Dataset items:
++++

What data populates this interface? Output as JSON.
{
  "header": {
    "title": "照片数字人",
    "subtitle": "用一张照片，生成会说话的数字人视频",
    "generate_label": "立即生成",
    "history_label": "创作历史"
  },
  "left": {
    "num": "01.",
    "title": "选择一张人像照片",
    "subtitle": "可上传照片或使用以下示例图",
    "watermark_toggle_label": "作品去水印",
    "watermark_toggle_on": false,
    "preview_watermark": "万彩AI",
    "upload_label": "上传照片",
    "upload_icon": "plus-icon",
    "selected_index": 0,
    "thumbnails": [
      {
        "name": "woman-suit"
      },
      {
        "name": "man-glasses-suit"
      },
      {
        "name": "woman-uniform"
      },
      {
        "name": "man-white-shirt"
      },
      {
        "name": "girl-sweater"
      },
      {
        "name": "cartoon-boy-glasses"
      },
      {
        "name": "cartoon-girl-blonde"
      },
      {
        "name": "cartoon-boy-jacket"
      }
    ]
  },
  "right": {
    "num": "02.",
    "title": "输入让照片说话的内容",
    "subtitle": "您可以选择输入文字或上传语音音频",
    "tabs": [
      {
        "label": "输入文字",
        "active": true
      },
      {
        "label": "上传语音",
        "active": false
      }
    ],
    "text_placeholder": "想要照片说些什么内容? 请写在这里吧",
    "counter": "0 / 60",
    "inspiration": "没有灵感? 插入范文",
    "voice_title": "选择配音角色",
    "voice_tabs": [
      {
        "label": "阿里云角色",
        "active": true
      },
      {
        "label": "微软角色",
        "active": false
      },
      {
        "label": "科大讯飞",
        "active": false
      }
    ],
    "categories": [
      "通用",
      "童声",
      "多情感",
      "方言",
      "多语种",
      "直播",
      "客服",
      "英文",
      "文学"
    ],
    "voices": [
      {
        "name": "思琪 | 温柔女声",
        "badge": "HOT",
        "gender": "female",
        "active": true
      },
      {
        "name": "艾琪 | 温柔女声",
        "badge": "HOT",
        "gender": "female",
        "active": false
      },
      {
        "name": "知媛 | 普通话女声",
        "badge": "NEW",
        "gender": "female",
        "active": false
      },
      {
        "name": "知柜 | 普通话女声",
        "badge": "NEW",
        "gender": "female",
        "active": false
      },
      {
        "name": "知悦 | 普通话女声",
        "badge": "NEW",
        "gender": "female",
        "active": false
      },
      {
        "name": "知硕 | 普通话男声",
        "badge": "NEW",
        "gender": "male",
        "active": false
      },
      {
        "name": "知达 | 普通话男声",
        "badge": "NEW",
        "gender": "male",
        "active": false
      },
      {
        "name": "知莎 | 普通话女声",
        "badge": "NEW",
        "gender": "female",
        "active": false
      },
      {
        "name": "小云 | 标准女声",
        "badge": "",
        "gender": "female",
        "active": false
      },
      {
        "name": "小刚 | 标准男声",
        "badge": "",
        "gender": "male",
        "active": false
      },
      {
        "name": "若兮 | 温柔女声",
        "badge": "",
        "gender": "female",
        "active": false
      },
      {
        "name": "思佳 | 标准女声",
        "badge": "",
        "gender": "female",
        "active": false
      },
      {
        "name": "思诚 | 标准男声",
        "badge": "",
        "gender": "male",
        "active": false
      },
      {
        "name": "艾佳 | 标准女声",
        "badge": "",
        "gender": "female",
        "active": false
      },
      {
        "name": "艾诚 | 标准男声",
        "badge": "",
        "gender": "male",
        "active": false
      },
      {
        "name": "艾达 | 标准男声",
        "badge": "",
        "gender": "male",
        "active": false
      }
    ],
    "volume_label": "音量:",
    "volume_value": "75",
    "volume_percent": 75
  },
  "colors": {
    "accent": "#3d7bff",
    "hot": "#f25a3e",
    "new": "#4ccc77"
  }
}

++++

> OBJECTIVE: Write out the entries above once more, without altering anything.

> SOLUTION TO THIS TASK:
What data populates this interface? Output as JSON.
{
  "header": {
    "title": "照片数字人",
    "subtitle": "用一张照片，生成会说话的数字人视频",
    "generate_label": "立即生成",
    "history_label": "创作历史"
  },
  "left": {
    "num": "01.",
    "title": "选择一张人像照片",
    "subtitle": "可上传照片或使用以下示例图",
    "watermark_toggle_label": "作品去水印",
    "watermark_toggle_on": false,
    "preview_watermark": "万彩AI",
    "upload_label": "上传照片",
    "upload_icon": "plus-icon",
    "selected_index": 0,
    "thumbnails": [
      {
        "name": "woman-suit"
      },
      {
        "name": "man-glasses-suit"
      },
      {
        "name": "woman-uniform"
      },
      {
        "name": "man-white-shirt"
      },
      {
        "name": "girl-sweater"
      },
      {
        "name": "cartoon-boy-glasses"
      },
      {
        "name": "cartoon-girl-blonde"
      },
      {
        "name": "cartoon-boy-jacket"
      }
    ]
  },
  "right": {
    "num": "02.",
    "title": "输入让照片说话的内容",
    "subtitle": "您可以选择输入文字或上传语音音频",
    "tabs": [
      {
        "label": "输入文字",
        "active": true
      },
      {
        "label": "上传语音",
        "active": false
      }
    ],
    "text_placeholder": "想要照片说些什么内容? 请写在这里吧",
    "counter": "0 / 60",
    "inspiration": "没有灵感? 插入范文",
    "voice_title": "选择配音角色",
    "voice_tabs": [
      {
        "label": "阿里云角色",
        "active": true
      },
      {
        "label": "微软角色",
        "active": false
      },
      {
        "label": "科大讯飞",
        "active": false
      }
    ],
    "categories": [
      "通用",
      "童声",
      "多情感",
      "方言",
      "多语种",
      "直播",
      "客服",
      "英文",
      "文学"
    ],
    "voices": [
      {
        "name": "思琪 | 温柔女声",
        "badge": "HOT",
        "gender": "female",
        "active": true
      },
      {
        "name": "艾琪 | 温柔女声",
        "badge": "HOT",
        "gender": "female",
        "active": false
      },
      {
        "name": "知媛 | 普通话女声",
        "badge": "NEW",
        "gender": "female",
        "active": false
      },
      {
        "name": "知柜 | 普通话女声",
        "badge": "NEW",
        "gender": "female",
        "active": false
      },
      {
        "name": "知悦 | 普通话女声",
        "badge": "NEW",
        "gender": "female",
        "active": false
      },
      {
        "name": "知硕 | 普通话男声",
        "badge": "NEW",
        "gender": "male",
        "active": false
      },
      {
        "name": "知达 | 普通话男声",
        "badge": "NEW",
        "gender": "male",
        "active": false
      },
      {
        "name": "知莎 | 普通话女声",
        "badge": "NEW",
        "gender": "female",
        "active": false
      },
      {
        "name": "小云 | 标准女声",
        "badge": "",
        "gender": "female",
        "active": false
      },
      {
        "name": "小刚 | 标准男声",
        "badge": "",
        "gender": "male",
        "active": false
      },
      {
        "name": "若兮 | 温柔女声",
        "badge": "",
        "gender": "female",
        "active": false
      },
      {
        "name": "思佳 | 标准女声",
        "badge": "",
        "gender": "female",
        "active": false
      },
      {
        "name": "思诚 | 标准男声",
        "badge": "",
        "gender": "male",
        "active": false
      },
      {
        "name": "艾佳 | 标准女声",
        "badge": "",
        "gender": "female",
        "active": false
      },
      {
        "name": "艾诚 | 标准男声",
        "badge": "",
        "gender": "male",
        "active": false
      },
      {
        "name": "艾达 | 标准男声",
        "badge": "",
        "gender": "male",
        "active": false
      }
    ],
    "volume_label": "音量:",
    "volume_value": "75",
    "volume_percent": 75
  },
  "colors": {
    "accent": "#3d7bff",
    "hot": "#f25a3e",
    "new": "#4ccc77"
  }
}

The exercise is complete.